## Task data
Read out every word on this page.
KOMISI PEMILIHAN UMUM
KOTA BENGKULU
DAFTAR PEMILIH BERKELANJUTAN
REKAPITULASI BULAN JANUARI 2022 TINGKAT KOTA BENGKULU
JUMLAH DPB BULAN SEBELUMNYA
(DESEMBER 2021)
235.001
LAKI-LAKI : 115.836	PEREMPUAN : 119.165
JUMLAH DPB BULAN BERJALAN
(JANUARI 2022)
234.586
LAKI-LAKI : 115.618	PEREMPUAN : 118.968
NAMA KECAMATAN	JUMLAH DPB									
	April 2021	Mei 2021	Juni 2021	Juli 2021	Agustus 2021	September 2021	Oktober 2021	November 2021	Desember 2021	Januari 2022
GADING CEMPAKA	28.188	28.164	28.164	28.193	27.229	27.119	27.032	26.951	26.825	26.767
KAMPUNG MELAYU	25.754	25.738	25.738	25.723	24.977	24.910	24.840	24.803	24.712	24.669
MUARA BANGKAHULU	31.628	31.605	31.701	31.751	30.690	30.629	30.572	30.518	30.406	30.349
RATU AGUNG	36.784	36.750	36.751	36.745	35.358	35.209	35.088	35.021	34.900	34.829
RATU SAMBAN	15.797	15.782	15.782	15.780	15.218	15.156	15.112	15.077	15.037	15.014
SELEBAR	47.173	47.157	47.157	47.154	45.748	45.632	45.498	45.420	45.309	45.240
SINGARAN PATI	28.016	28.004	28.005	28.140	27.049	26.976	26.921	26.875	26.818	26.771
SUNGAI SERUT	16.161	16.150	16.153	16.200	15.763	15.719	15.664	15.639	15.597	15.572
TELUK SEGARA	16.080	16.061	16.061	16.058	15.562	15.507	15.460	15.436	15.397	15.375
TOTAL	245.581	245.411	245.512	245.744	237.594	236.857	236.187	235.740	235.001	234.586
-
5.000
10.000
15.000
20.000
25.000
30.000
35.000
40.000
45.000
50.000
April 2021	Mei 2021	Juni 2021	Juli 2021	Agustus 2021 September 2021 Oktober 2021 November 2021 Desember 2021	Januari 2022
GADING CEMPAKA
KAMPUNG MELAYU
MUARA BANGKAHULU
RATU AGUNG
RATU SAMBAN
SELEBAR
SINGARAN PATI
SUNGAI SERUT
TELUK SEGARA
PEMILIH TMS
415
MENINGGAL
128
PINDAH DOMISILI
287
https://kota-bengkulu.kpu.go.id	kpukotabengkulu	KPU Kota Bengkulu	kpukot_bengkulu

## To do
Find the lines with the string "AGUNG" and reproduce them.

## Solved problem
RATU AGUNG	36.784	36.750	36.751	36.745	35.358	35.209	35.088	35.021	34.900	34.829
RATU AGUNG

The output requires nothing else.